EXERCÍCIO PROPOSTO A
Reproduza, sem qualquer alteração, as linhas da listagem compreendidas entre a que contém "882, 940, 932]" e a que contém "276, 940, 776]", incluindo ambas.

TEXTO
● ● ●

Chegará em um país grato pela sua diplomacia e com um índice de aprovação de 80%
Madrid,
18 de Setembro de 2015
(ZENIT.org)
Rafael Navarro-Valls
No dia 19 começa a viagem mais longa de Francisco. Dez dias entre
Cuba e Estados Unidos. A primeira etapa será fácil. Na segunda terá mais
dificuldades. Vejamos.
No final do histórico encontro vaticano entre Francisco e Raúl
Castro, este declarou: "Se o Papa continua falando assim, lhes garanto
que voltarei a rezar e voltarei à Igreja. E não digo em tom de
brincadeira". Esta frase foi suprimida no jornal oficial Granma. Um
indício da existência de duas linguagens na Cuba dos Castro: um para
consumo externo, outro para consumo interno. É um dado que Francisco – a
ponto de chegar em Cuba – deve ponderar para que as suas palavras sejam
bem ouvidas nos areópagos mediáticos internacionais e nos canais
internos do Partido.

● ● ●

LISTAGEM FORNECIDA
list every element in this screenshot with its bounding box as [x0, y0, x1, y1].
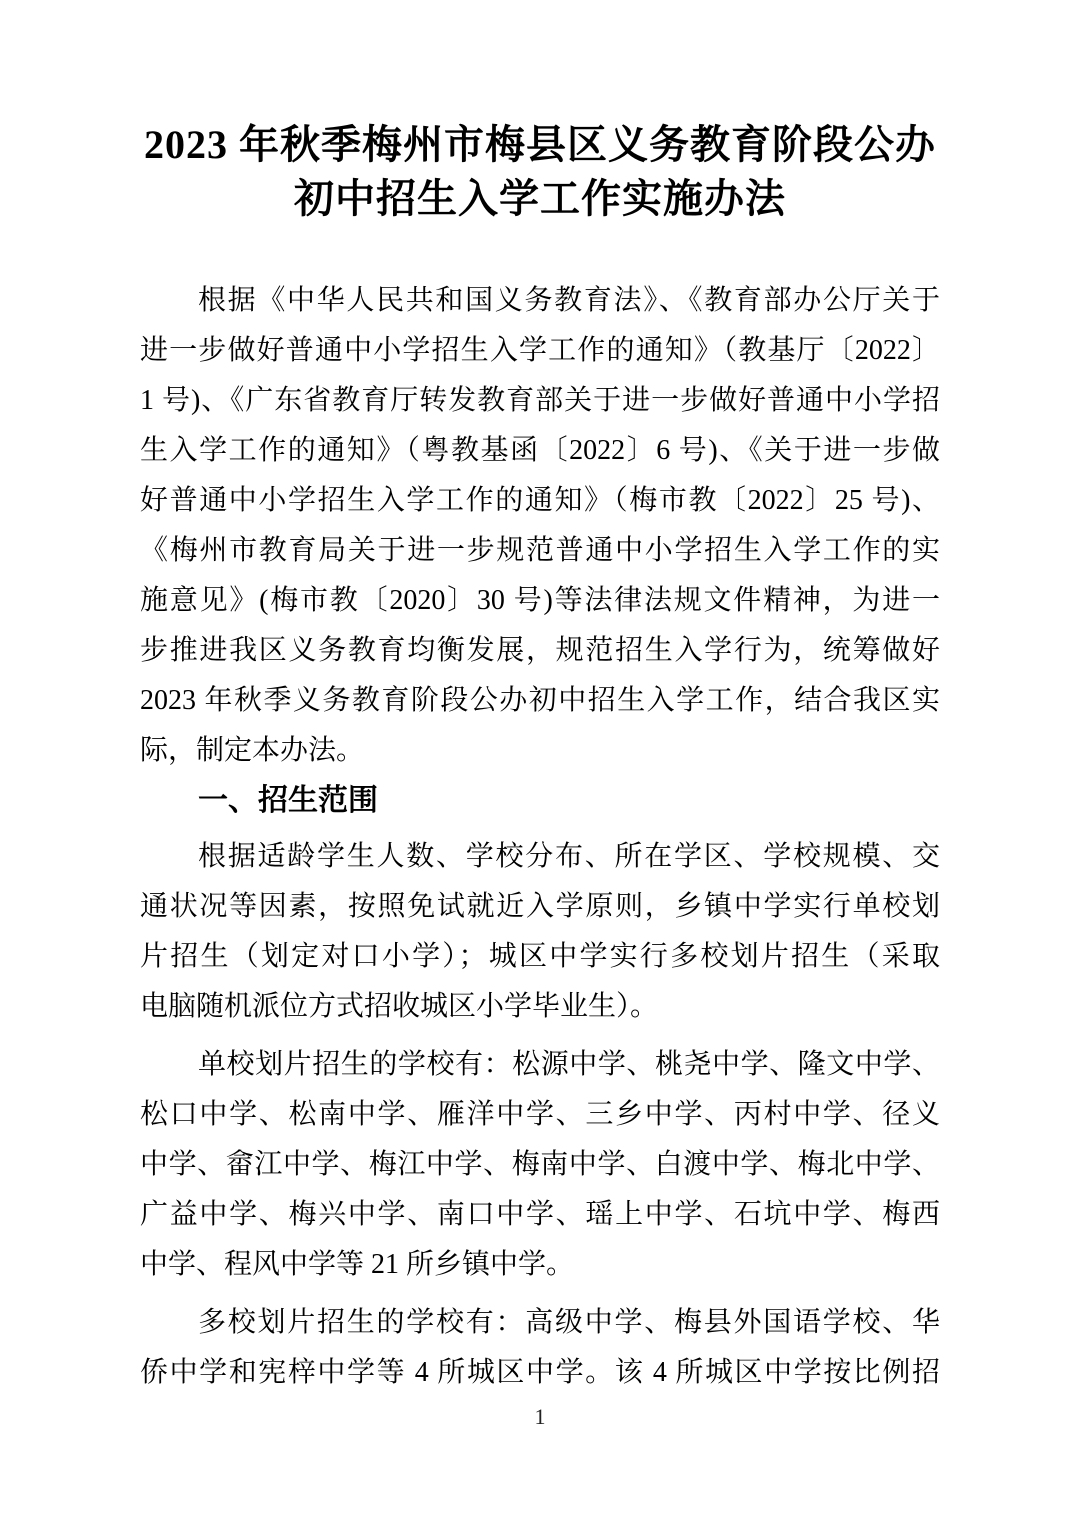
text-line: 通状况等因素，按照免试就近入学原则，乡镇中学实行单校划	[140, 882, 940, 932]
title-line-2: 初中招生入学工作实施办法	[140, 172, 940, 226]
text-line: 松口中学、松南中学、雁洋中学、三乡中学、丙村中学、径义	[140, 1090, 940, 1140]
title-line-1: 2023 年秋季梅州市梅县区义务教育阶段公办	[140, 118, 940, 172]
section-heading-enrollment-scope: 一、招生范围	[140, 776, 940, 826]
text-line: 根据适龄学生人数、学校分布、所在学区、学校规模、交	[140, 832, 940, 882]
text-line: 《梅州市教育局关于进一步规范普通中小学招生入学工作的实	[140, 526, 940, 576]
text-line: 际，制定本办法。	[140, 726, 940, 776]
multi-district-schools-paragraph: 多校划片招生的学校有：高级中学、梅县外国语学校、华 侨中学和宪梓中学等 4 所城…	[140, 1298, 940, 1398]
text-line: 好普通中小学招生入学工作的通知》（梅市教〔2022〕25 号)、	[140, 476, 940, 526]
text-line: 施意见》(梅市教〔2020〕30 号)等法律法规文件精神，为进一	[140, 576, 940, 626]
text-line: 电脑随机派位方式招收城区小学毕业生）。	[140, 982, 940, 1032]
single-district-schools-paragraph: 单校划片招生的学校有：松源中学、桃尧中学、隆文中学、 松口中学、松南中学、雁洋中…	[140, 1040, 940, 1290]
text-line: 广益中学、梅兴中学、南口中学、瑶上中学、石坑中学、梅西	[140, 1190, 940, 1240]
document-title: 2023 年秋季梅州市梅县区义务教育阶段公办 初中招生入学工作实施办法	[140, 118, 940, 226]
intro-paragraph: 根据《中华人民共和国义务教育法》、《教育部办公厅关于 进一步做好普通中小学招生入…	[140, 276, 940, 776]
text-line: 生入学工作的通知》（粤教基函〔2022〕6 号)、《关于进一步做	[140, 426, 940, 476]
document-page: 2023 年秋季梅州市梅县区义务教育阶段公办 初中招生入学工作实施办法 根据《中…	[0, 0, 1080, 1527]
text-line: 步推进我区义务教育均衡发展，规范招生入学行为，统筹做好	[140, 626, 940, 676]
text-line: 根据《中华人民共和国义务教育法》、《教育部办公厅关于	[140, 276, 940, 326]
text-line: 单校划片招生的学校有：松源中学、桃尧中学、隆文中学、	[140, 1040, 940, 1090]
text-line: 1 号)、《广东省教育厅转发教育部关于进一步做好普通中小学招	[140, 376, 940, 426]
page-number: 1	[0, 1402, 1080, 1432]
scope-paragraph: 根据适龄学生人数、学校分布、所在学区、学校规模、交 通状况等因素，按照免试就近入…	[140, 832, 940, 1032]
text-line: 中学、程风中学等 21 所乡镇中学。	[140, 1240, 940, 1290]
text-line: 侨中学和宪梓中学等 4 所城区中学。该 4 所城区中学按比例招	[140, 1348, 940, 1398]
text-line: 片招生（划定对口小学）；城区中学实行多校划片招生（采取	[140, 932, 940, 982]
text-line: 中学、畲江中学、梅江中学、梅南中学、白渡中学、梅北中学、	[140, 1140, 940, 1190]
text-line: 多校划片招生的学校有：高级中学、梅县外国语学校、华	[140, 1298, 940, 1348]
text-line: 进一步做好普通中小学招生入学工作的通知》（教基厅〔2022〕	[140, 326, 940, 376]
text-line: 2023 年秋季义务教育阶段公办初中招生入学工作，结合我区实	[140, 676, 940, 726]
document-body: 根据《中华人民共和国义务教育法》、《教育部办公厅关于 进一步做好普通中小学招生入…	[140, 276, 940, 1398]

● ● ●

EXERCÍCIO PROPOSTO B
Transcreva na íntegra, sem nenhuma mudança, o texto sobre a viagem de Francisco a Cuba e aos Estados Unidos.

RESPOSTA CORRETA A
text-line: 通状况等因素，按照免试就近入学原则，乡镇中学实行单校划	[140, 882, 940, 932]
title-line-2: 初中招生入学工作实施办法	[140, 172, 940, 226]
text-line: 松口中学、松南中学、雁洋中学、三乡中学、丙村中学、径义	[140, 1090, 940, 1140]
title-line-1: 2023 年秋季梅州市梅县区义务教育阶段公办	[140, 118, 940, 172]
section-heading-enrollment-scope: 一、招生范围	[140, 776, 940, 826]
text-line: 根据适龄学生人数、学校分布、所在学区、学校规模、交	[140, 832, 940, 882]
text-line: 《梅州市教育局关于进一步规范普通中小学招生入学工作的实	[140, 526, 940, 576]
text-line: 际，制定本办法。	[140, 726, 940, 776]
multi-district-schools-paragraph: 多校划片招生的学校有：高级中学、梅县外国语学校、华 侨中学和宪梓中学等 4 所城…	[140, 1298, 940, 1398]
text-line: 好普通中小学招生入学工作的通知》（梅市教〔2022〕25 号)、	[140, 476, 940, 526]
text-line: 施意见》(梅市教〔2020〕30 号)等法律法规文件精神，为进一	[140, 576, 940, 626]
text-line: 电脑随机派位方式招收城区小学毕业生）。	[140, 982, 940, 1032]
single-district-schools-paragraph: 单校划片招生的学校有：松源中学、桃尧中学、隆文中学、 松口中学、松南中学、雁洋中…	[140, 1040, 940, 1290]
text-line: 广益中学、梅兴中学、南口中学、瑶上中学、石坑中学、梅西	[140, 1190, 940, 1240]
document-title: 2023 年秋季梅州市梅县区义务教育阶段公办 初中招生入学工作实施办法	[140, 118, 940, 226]
intro-paragraph: 根据《中华人民共和国义务教育法》、《教育部办公厅关于 进一步做好普通中小学招生入…	[140, 276, 940, 776]

RESPOSTA CORRETA B
Chegará em um país grato pela sua diplomacia e com um índice de aprovação de 80%
Madrid,
18 de Setembro de 2015
(ZENIT.org)
Rafael Navarro-Valls
No dia 19 começa a viagem mais longa de Francisco. Dez dias entre
Cuba e Estados Unidos. A primeira etapa será fácil. Na segunda terá mais
dificuldades. Vejamos.
No final do histórico encontro vaticano entre Francisco e Raúl
Castro, este declarou: "Se o Papa continua falando assim, lhes garanto
que voltarei a rezar e voltarei à Igreja. E não digo em tom de
brincadeira". Esta frase foi suprimida no jornal oficial Granma. Um
indício da existência de duas linguagens na Cuba dos Castro: um para
consumo externo, outro para consumo interno. É um dado que Francisco – a
ponto de chegar em Cuba – deve ponderar para que as suas palavras sejam
bem ouvidas nos areópagos mediáticos internacionais e nos canais
internos do Partido.